Aim of the task: Of the lines in the data below, count the ones holding the string "INTERVENCIONES", and answer with that number only.

Data:
***

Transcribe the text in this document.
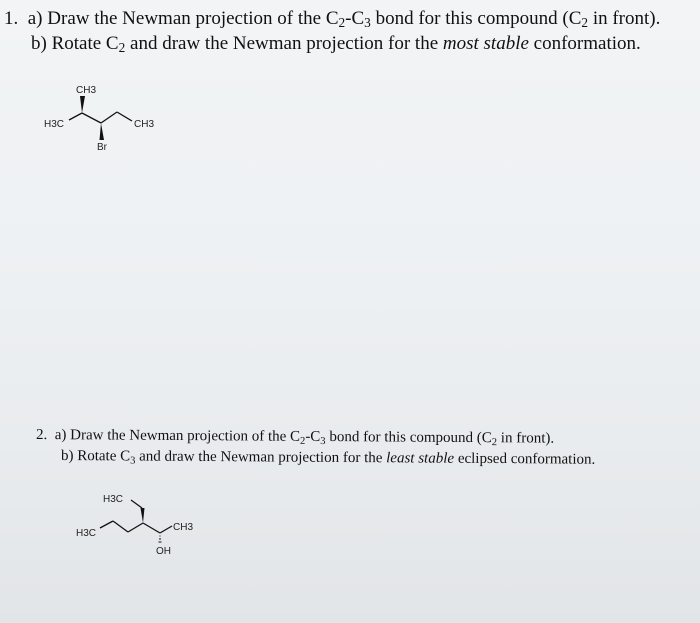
1. a) Draw the Newman projection of the $C_2-C_3$ bond for this compound ($C_2$ in front).
b) Rotate $C_2$ and draw the Newman projection for the most stable conformation.
2. a) Draw the Newman projection of the $C_2-C_3$ bond for this compound ($C_2$ in front).
b) Rotate $C_3$ and draw the Newman projection for the least stable eclipsed conformation.
CH3
H3C	CH3
Br
H3C
H3C
CH3
OH
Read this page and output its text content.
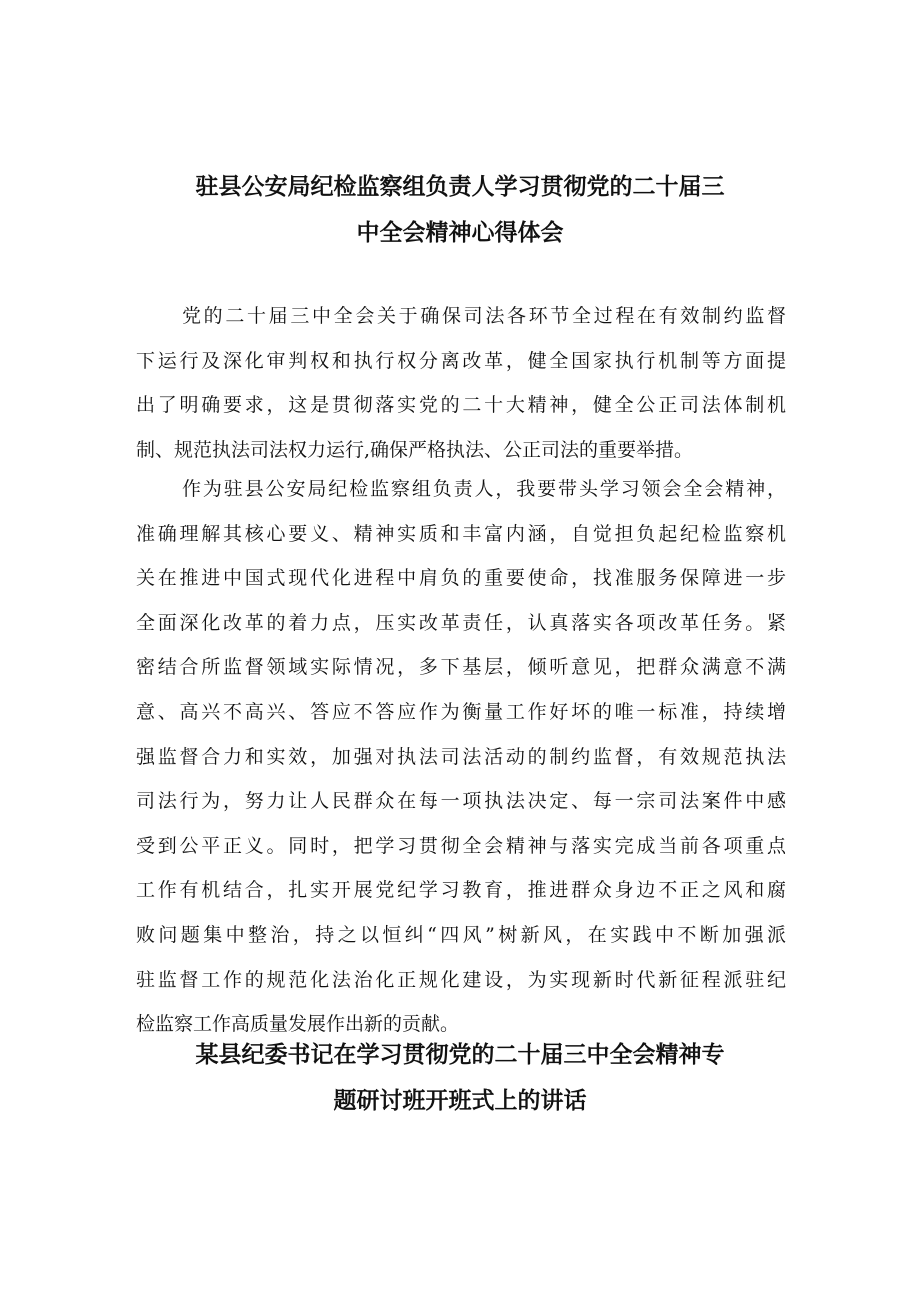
驻县公安局纪检监察组负责人学习贯彻党的二十届三
中全会精神心得体会

党的二十届三中全会关于确保司法各环节全过程在有效制约监督
下运行及深化审判权和执行权分离改革，健全国家执行机制等方面提
出了明确要求，这是贯彻落实党的二十大精神，健全公正司法体制机
制、规范执法司法权力运行,确保严格执法、公正司法的重要举措。

作为驻县公安局纪检监察组负责人，我要带头学习领会全会精神，
准确理解其核心要义、精神实质和丰富内涵，自觉担负起纪检监察机
关在推进中国式现代化进程中肩负的重要使命，找准服务保障进一步
全面深化改革的着力点，压实改革责任，认真落实各项改革任务。紧
密结合所监督领域实际情况，多下基层，倾听意见，把群众满意不满
意、高兴不高兴、答应不答应作为衡量工作好坏的唯一标准，持续增
强监督合力和实效，加强对执法司法活动的制约监督，有效规范执法
司法行为，努力让人民群众在每一项执法决定、每一宗司法案件中感
受到公平正义。同时，把学习贯彻全会精神与落实完成当前各项重点
工作有机结合，扎实开展党纪学习教育，推进群众身边不正之风和腐
败问题集中整治，持之以恒纠“四风”树新风，在实践中不断加强派
驻监督工作的规范化法治化正规化建设，为实现新时代新征程派驻纪
检监察工作高质量发展作出新的贡献。

某县纪委书记在学习贯彻党的二十届三中全会精神专
题研讨班开班式上的讲话
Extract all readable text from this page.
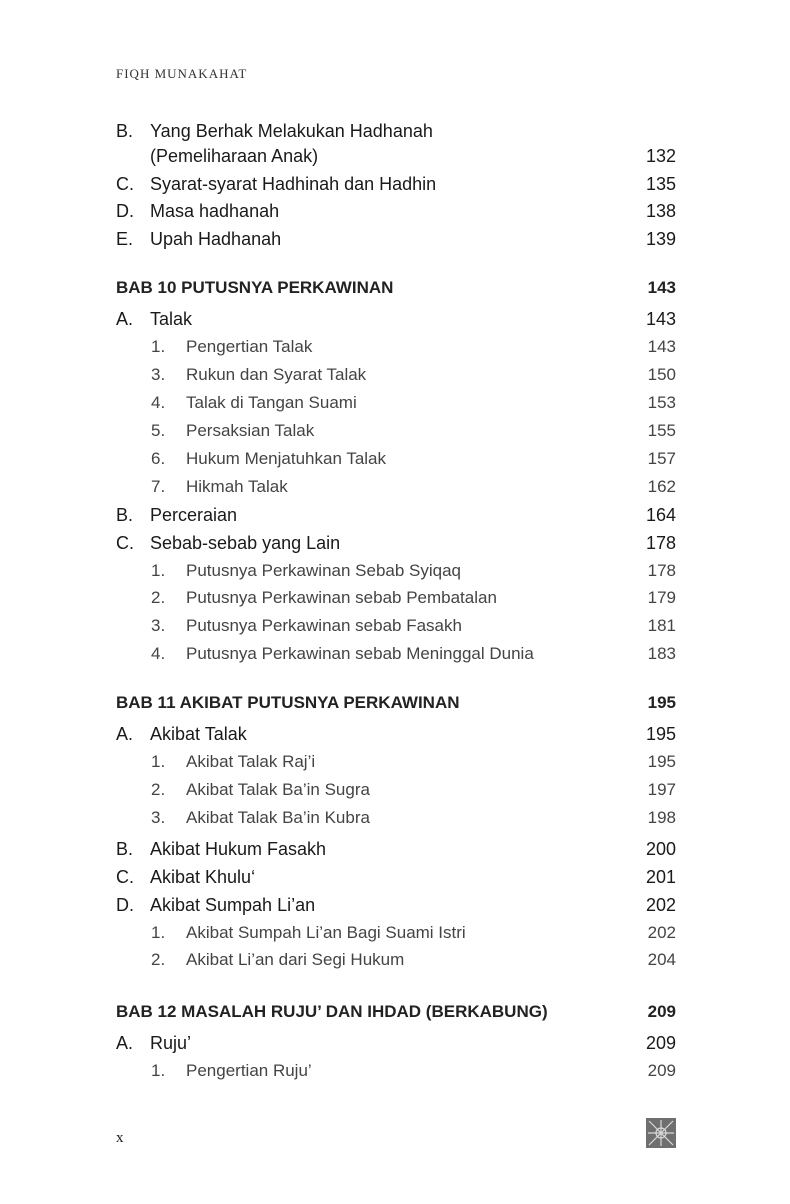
FIQH MUNAKAHAT
B. Yang Berhak Melakukan Hadhanah
(Pemeliharaan Anak)	132
C. Syarat-syarat Hadhinah dan Hadhin	135
D. Masa hadhanah	138
E. Upah Hadhanah	139
BAB 10 PUTUSNYA PERKAWINAN	143
A. Talak	143
1. Pengertian Talak	143
3. Rukun dan Syarat Talak	150
4. Talak di Tangan Suami	153
5. Persaksian Talak	155
6. Hukum Menjatuhkan Talak	157
7. Hikmah Talak	162
B. Perceraian	164
C. Sebab-sebab yang Lain	178
1. Putusnya Perkawinan Sebab Syiqaq	178
2. Putusnya Perkawinan sebab Pembatalan	179
3. Putusnya Perkawinan sebab Fasakh	181
4. Putusnya Perkawinan sebab Meninggal Dunia	183
BAB 11 AKIBAT PUTUSNYA PERKAWINAN	195
A. Akibat Talak	195
1. Akibat Talak Raj’i	195
2. Akibat Talak Ba’in Sugra	197
3. Akibat Talak Ba’in Kubra	198
B. Akibat Hukum Fasakh	200
C. Akibat Khulu‘	201
D. Akibat Sumpah Li’an	202
1. Akibat Sumpah Li’an Bagi Suami Istri	202
2. Akibat Li’an dari Segi Hukum	204
BAB 12 MASALAH RUJU’ DAN IHDAD (BERKABUNG)	209
A. Ruju’	209
1. Pengertian Ruju’	209
x
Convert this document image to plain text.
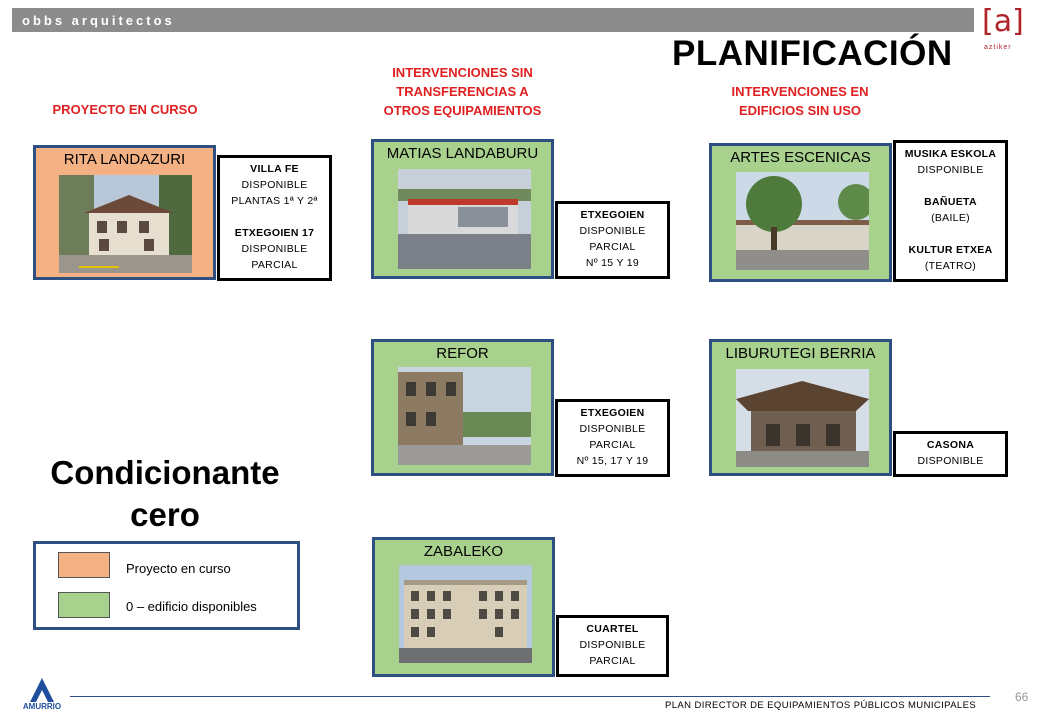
obbs arquitectos	[a]
aztiker
PLANIFICACIÓN
PROYECTO EN CURSO
INTERVENCIONES SIN
TRANSFERENCIAS A
OTROS EQUIPAMIENTOS
INTERVENCIONES EN
EDIFICIOS SIN USO
RITA LANDAZURI
VILLA FE
DISPONIBLE
PLANTAS 1ª Y 2ª
ETXEGOIEN 17
DISPONIBLE
PARCIAL
MATIAS LANDABURU
ETXEGOIEN
DISPONIBLE
PARCIAL
Nº 15 Y 19
REFOR
ETXEGOIEN
DISPONIBLE
PARCIAL
Nº 15, 17 Y 19
ZABALEKO
CUARTEL
DISPONIBLE
PARCIAL
ARTES ESCENICAS	MUSIKA ESKOLA
DISPONIBLE
BAÑUETA
(BAILE)
KULTUR ETXEA
(TEATRO)
LIBURUTEGI BERRIA
CASONA
DISPONIBLE
Condicionante
cero
Proyecto en curso
0 – edificio disponibles
AMURRIO	PLAN DIRECTOR DE EQUIPAMIENTOS PÚBLICOS MUNICIPALES
66
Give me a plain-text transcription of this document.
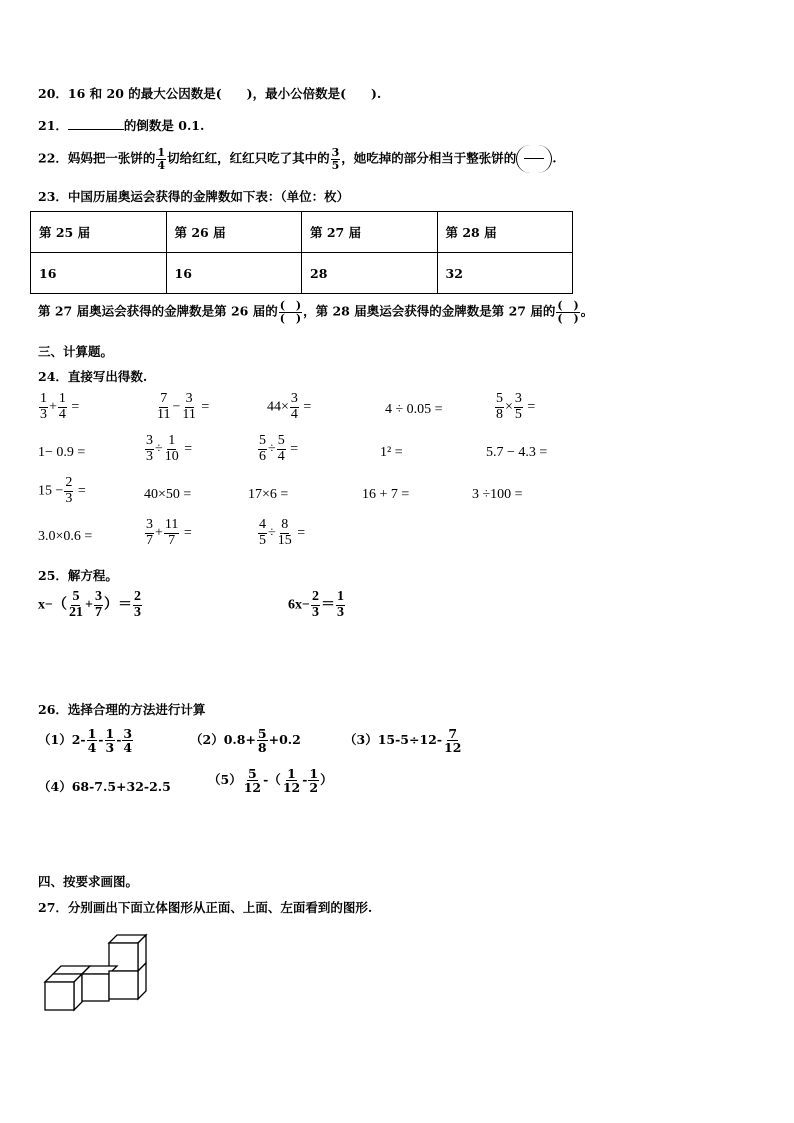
20．16 和 20 的最大公因数是(　　)，最小公倍数是(　　).
21．	的倒数是 0.1.
22．妈妈把一张饼的 $\frac{1}{4}$ 切给红红，红红只吃了其中的 $\frac{3}{5}$ ，她吃掉的部分相当于整张饼的	.
23．中国历届奥运会获得的金牌数如下表：（单位：枚）
第 25 届	第 26 届	第 27 届	第 28 届
16	16	28	32
第 27 届奥运会获得的金牌数是第 26 届的 $\frac{( )}{( )}$ ，第 28 届奥运会获得的金牌数是第 27 届的 $\frac{( )}{( )}$ 。
三、计算题。
24．直接写出得数.
$\frac{1}{3} + \frac{1}{4}$ =	$\frac{7}{11} - \frac{3}{11}$ =	$44\times \frac{3}{4}$ =	4 ÷ 0.05 =	$\frac{5}{8} \times \frac{3}{5}$ =
1− 0.9 =	$\frac{3}{3} \div \frac{1}{10}$ =	$\frac{5}{6} \div \frac{5}{4}$ =	1² =	5.7 − 4.3 =
$15 - \frac{2}{3}$ =	40×50 =	17×6 =	16 + 7 =	3 ÷100 =
3.0×0.6 =	$\frac{3}{7} + \frac{11}{7}$ =	$\frac{4}{5} \div \frac{8}{15}$ =
25．解方程。
$x-( \frac{5}{21} + \frac{3}{7}$ ）＝ $\frac{2}{3}$	$6x- \frac{2}{3} = \frac{1}{3}$
26．选择合理的方法进行计算
$(1)2- \frac{1}{4} - \frac{1}{3} - \frac{3}{4}$	$(2)0.8+ \frac{5}{8} +0.2$	$(3)15-5\div 12- \frac{7}{12}$
（4）68-7.5+32-2.5	$(5) \frac{5}{12}$ -（ $\frac{1}{12} - \frac{1}{2}$ ）
四、按要求画图。
27．分别画出下面立体图形从正面、上面、左面看到的图形.
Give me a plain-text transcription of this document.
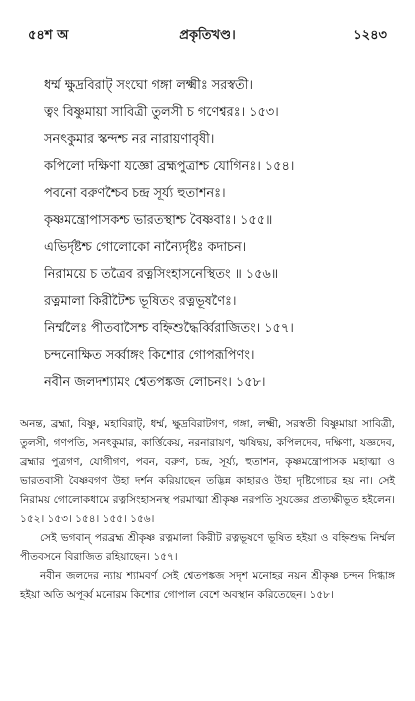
৫৪শ অ	প্রকৃতিখণ্ড।	১২৪৩
ধর্ম্ম ক্ষুদ্রবিরাট্‌ সংঘো গঙ্গা লক্ষ্মীঃ সরস্বতী।
ত্বং বিষ্ণুমায়া সাবিত্রী তুলসী চ গণেশ্বরঃ। ১৫৩।
সনৎকুমার স্কন্দশ্চ নর নারায়ণাবৃষী।
কপিলো দক্ষিণা যজ্ঞো ব্রহ্মপুত্রাশ্চ যোগিনঃ। ১৫৪।
পবনো বরুণশ্চৈব চন্দ্র সূর্য্য হুতাশনঃ।
কৃষ্ণমন্ত্রোপাসকশ্চ ভারতস্থাশ্চ বৈষ্ণবাঃ। ১৫৫॥
এভির্দৃষ্টশ্চ গোলোকো নান্যৈর্দৃষ্টঃ কদাচন।
নিরাময়ে চ তত্রৈব রত্নসিংহাসনেস্থিতং ॥ ১৫৬॥
রত্নমালা কিরীটৈশ্চ ভূষিতং রত্নভূষণৈঃ।
নির্ম্মলৈঃ পীতবাসৈশ্চ বহ্নিশুদ্ধৈর্ব্বিরাজিতং। ১৫৭।
চন্দনোক্ষিত সর্ব্বাঙ্গং কিশোর গোপরূপিণং।
নবীন জলদশ্যামং শ্বেতপঙ্কজ লোচনং। ১৫৮।

অনন্ত, ব্রহ্মা, বিষ্ণু, মহাবিরাট্‌, ধর্ম্ম, ক্ষুদ্রবিরাটগণ, গঙ্গা, লক্ষ্মী, সরস্বতী বিষ্ণুমায়া সাবিত্রী, তুলসী, গণপতি, সনৎকুমার, কার্ত্তিকেয়, নরনারায়ণ, ঋষিদ্বয়, কপিলদেব, দক্ষিণা, যজ্ঞদেব, ব্রহ্মার পুত্রগণ, যোগীগণ, পবন, বরুণ, চন্দ্র, সূর্য্য, হুতাশন, কৃষ্ণমন্ত্রোপাসক মহাত্মা ও ভারতবাসী বৈষ্ণবগণ উহা দর্শন করিয়াছেন তদ্ভিন্ন কাহারও উহা দৃষ্টিগোচর হয় না। সেই নিরাময় গোলোকধামে রত্নসিংহাসনস্থ পরমাত্মা শ্রীকৃষ্ণ নরপতি সুযজ্ঞের প্রত্যক্ষীভূত হইলেন। ১৫২। ১৫৩। ১৫৪। ১৫৫। ১৫৬।

সেই ভগবান্‌ পরব্রহ্ম শ্রীকৃষ্ণ রত্নমালা কিরীট রত্নভূষণে ভূষিত হইয়া ও বহ্নিশুদ্ধ নির্ম্মল পীতবসনে বিরাজিত রহিয়াছেন। ১৫৭।

নবীন জলদের ন্যায় শ্যামবর্ণ সেই শ্বেতপঙ্কজ সদৃশ মনোহর নয়ন শ্রীকৃষ্ণ চন্দন দিগ্ধাঙ্গ হইয়া অতি অপূর্ব্ব মনোরম কিশোর গোপাল বেশে অবস্থান করিতেছেন। ১৫৮।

***

The response: 2